--- begin Text extract ---

Project Context and Objectives:
Major concerns in future energy supply on a European level are related to a stable and efficient supply of electrical power and heat for domestic purposes. These concerns are mainly related to the fast changes in the ratio between demand and supply as a result of the increasing contribution of new and variable energy sources like wind mills and photovoltaic units. Since the market share of domestic heat and electrical power supply is substantial it is possible with a new technology, that can store and supply energy in an efficient way, to improve the stability of the European energy network significantly.
The vision of the CISTEM project was to develop a new fuel cell (FC) based CHP technology, which is suitable for fitting into large scale peak shaving systems in relation to wind mills, natural gas and SMART grid applications. The technology should be integrated with localized power/heat production in order to utilize the heat from the FC via district heating and should deliver an electrical output of up to 100 kW. Additionally, the CHP system should be fuel flexible by use of natural gas or use of hydrogen and oxygen which can be provided by electrolysis. This gives the additional opportunity to store electrical energy in case of net overproduction by production of hydrogen and oxygen for use in the CHP system and gives an additional performance boost for the fuel cell.
The main idea of the project was a combined development of fuel cell technology and CHP system design. This gave the opportunity to develop an ideal new fuel cell technology for the special requirements of a CHP system in relation to efficiency, costs and lifetime. On the other hand, the CHP system development took into account the special advantages and disadvantages of the new fuel cell technology to realize an optimal system design.
The purpose of the CISTEM project was to show a proof of concept of high temperature PEM (HT-PEM) MEA technology for large combined heat and power (CHP) systems. A CHP system of 100 kWel was set up and demonstrated. This CHP system size is suitable for district heat and power supply. The system was build up modularly, with FC units of 4 kWel output each. This strategy of numbering up will achieve an optimal adaption of the CHP system size to a very wide area of applications, e.g. different building sizes or demands for peak shaving application.

--- end Text extract ---

Work to complete:
A) Answer these from the CISTEM project text:
(i) What maximum electrical output should the technology deliver?
(ii) What is the output of each fuel cell unit in the modular system?
(iii) Besides natural gas, what fuel can the CHP system use?
B) Copy the CISTEM project text between "The main idea" and "optimal system design.", inclusive.
C) Extend the CISTEM project text by picking up right after its last sentence.

--- begin Material shown ---

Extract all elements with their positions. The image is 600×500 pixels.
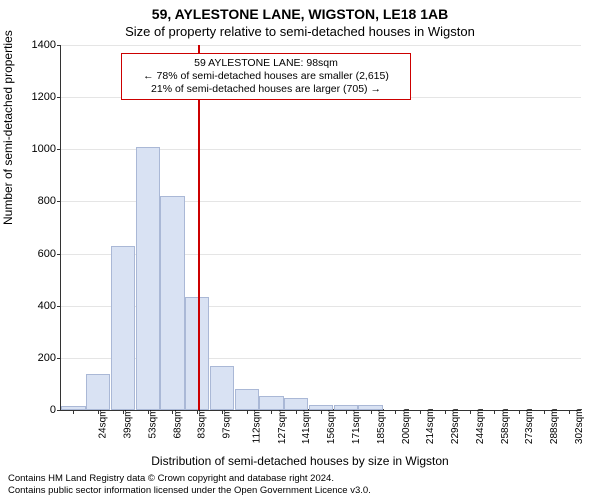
chart-container: 59, AYLESTONE LANE, WIGSTON, LE18 1AB Si… (0, 0, 600, 500)
xtick-label: 24sqm (98, 409, 109, 439)
xtick-mark (371, 410, 372, 414)
xtick-mark (172, 410, 173, 414)
xtick-label: 39sqm (123, 409, 134, 439)
ytick-label: 1200 (21, 91, 56, 103)
x-axis-label: Distribution of semi-detached houses by … (0, 454, 600, 468)
xtick-label: 68sqm (172, 409, 183, 439)
xtick-mark (296, 410, 297, 414)
xtick-mark (420, 410, 421, 414)
xtick-mark (321, 410, 322, 414)
annotation-line-3: 21% of semi-detached houses are larger (… (128, 83, 404, 96)
xtick-mark (395, 410, 396, 414)
xtick-mark (569, 410, 570, 414)
xtick-mark (445, 410, 446, 414)
ytick-mark (57, 97, 61, 98)
ytick-label: 0 (21, 404, 56, 416)
chart-title-main: 59, AYLESTONE LANE, WIGSTON, LE18 1AB (0, 6, 600, 22)
xtick-mark (73, 410, 74, 414)
ytick-mark (57, 410, 61, 411)
annotation-line-1: 59 AYLESTONE LANE: 98sqm (128, 57, 404, 70)
xtick-mark (519, 410, 520, 414)
xtick-label: 112sqm (251, 409, 262, 444)
xtick-label: 288sqm (549, 409, 560, 445)
histogram-bar (111, 246, 135, 410)
footer-line-2: Contains public sector information licen… (8, 485, 371, 497)
xtick-label: 141sqm (302, 409, 313, 445)
ytick-mark (57, 358, 61, 359)
xtick-mark (271, 410, 272, 414)
chart-title-sub: Size of property relative to semi-detach… (0, 24, 600, 39)
xtick-mark (247, 410, 248, 414)
xtick-mark (98, 410, 99, 414)
ytick-mark (57, 149, 61, 150)
xtick-label: 156sqm (326, 409, 337, 445)
xtick-mark (197, 410, 198, 414)
histogram-bar (235, 389, 259, 410)
footer-attribution: Contains HM Land Registry data © Crown c… (8, 473, 371, 497)
footer-line-1: Contains HM Land Registry data © Crown c… (8, 473, 371, 485)
y-axis-label: Number of semi-detached properties (1, 30, 15, 225)
histogram-bar (185, 297, 209, 410)
xtick-label: 244sqm (475, 409, 486, 445)
histogram-bar (284, 398, 308, 410)
annotation-line-2: ← 78% of semi-detached houses are smalle… (128, 70, 404, 83)
xtick-label: 185sqm (376, 409, 387, 445)
xtick-mark (123, 410, 124, 414)
xtick-mark (470, 410, 471, 414)
xtick-label: 229sqm (450, 409, 461, 445)
xtick-mark (222, 410, 223, 414)
xtick-label: 273sqm (524, 409, 535, 445)
xtick-mark (346, 410, 347, 414)
histogram-bar (210, 366, 234, 410)
annotation-box: 59 AYLESTONE LANE: 98sqm← 78% of semi-de… (121, 53, 411, 100)
ytick-label: 1000 (21, 143, 56, 155)
histogram-bar (160, 196, 184, 410)
ytick-mark (57, 254, 61, 255)
gridline (61, 45, 581, 46)
xtick-label: 258sqm (500, 409, 511, 445)
xtick-mark (148, 410, 149, 414)
xtick-label: 302sqm (574, 409, 585, 445)
ytick-mark (57, 306, 61, 307)
xtick-label: 171sqm (351, 409, 362, 445)
xtick-label: 200sqm (401, 409, 412, 445)
ytick-mark (57, 45, 61, 46)
xtick-label: 97sqm (222, 409, 233, 439)
chart-plot-area: 020040060080010001200140024sqm39sqm53sqm… (60, 45, 581, 411)
ytick-label: 1400 (21, 39, 56, 51)
xtick-label: 53sqm (147, 409, 158, 439)
ytick-label: 200 (21, 352, 56, 364)
ytick-label: 800 (21, 195, 56, 207)
ytick-label: 600 (21, 248, 56, 260)
xtick-mark (544, 410, 545, 414)
histogram-bar (259, 396, 283, 410)
xtick-label: 214sqm (425, 409, 436, 445)
ytick-label: 400 (21, 300, 56, 312)
histogram-bar (136, 147, 160, 410)
xtick-label: 83sqm (197, 409, 208, 439)
xtick-label: 127sqm (277, 409, 288, 445)
ytick-mark (57, 201, 61, 202)
histogram-bar (86, 374, 110, 411)
xtick-mark (494, 410, 495, 414)
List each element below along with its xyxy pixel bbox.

--- end Material shown ---

Answers to the exercises:
A)
(i) Up to 100 kW.
(ii) 4 kWel.
(iii) Hydrogen and oxygen, which can be provided by electrolysis.

B)
The main idea of the project was a combined development of fuel cell technology and CHP system design. This gave the opportunity to develop an ideal new fuel cell technology for the special requirements of a CHP system in relation to efficiency, costs and lifetime. On the other hand, the CHP system development took into account the special advantages and disadvantages of the new fuel cell technology to realize an optimal system design.

C)
Within CISTEM, one 4 kWel module was implemented as hardware; the remaining 24 modules will be implemented as emulated modules in a hardware in the loop (HIL) test bench. The advantages of the 4 kW modular units are: suitable for mass production at lower production costs, higher system efficiency due to optimized operation of each unit, maintenance “on the run”, stability and reliability of the whole system. With the help of the HIL approach different climate conditions representing the European-wide load profiles can be emulated in detail. Furthermore, interfaces to smart grid application will be prepared.
Increased electrical efficiency for the FC was obtained by the utilization of oxygen from the electrolyser which is normally wasted, as well as by general improvement of the FCs. Besides, the overall energy efficiency was also improved by utilization of the produced heat in the district heating system. The latter was facilitated by high working temperature of the HT-PEM FC (i.e. 140 - 180˚C). There are several on-going projects, nationally and internationally, for the development of efficient electrolyser suitable for large scale hydrogen production. However, efficient utilization of the produced hydrogen and oxygen is lacking which is also directly addressed within CISTEM.
CISTEM developed a new generation of HT-PEM based combined heat and power (CHP) systems. It has been implemented for demonstration within a modified energy storage concept following the usage of hydrogen and oxygen production with electrolyser from wind energy. Improved FC operational conditions with new materials and the additional use of oxygen enriched air on the cathode supply have led to better HT-PEM FC efficiencies. In parallel a high efficient natural gas reforming unit have been developed and implemented which allows the use of natural gas as backup energy source for of the CHP operation. The reforming unit has been used the most efficient steam reforming technology with respect to the modular system design of the numbering up strategy.
The development of the modular HT-PEM CHP design included various working tasks with intense interactions. CISTEM improved and optimized materials including membrane and bipolar plate materials to achieve operation up to 40,000 hours. The catalyst material has been improvement to allow even less platinum loading or non-precious catalysts. A desirable heat management has also been developed. Therefore, very much care has been taken on the design of the stack to follow the modular concept. Fully identical stacks are needed for evaluation to verify such modular design ideas. All development steps have been supported by state-of-the-art modelling. As a final step a CHP system, consisting of several stacks, reforming unit and heat supply units combined with hardware in the loop test bench, is supposed to show its operating capabilities within the end-user operation. This will verify the proof-of-concept and evaluate the capabilities.
The CISTEM objectives can be summarized in direct interrelation with the FCH JU targets given in the AIP and MAIP 2011 which are:
• Small-scale stationary CHP application between 5 and 50 kW as well as serving the midscale application range <300 kW;
• Follow 2020 cost targets through mass production allowed by the modular design of the CHP system;
• System level proof of concept for mini HT-PEM based CHP systems up to 100 kW;
• Enhancement of system durability to longer lifetimes up to >20,000 hours;
• Improvement of annual operational hours of the CHP through the modular concept;
• Improve electrical efficiency to more than 40%;
• Overall system efficiency – electrical and thermal - above 90%.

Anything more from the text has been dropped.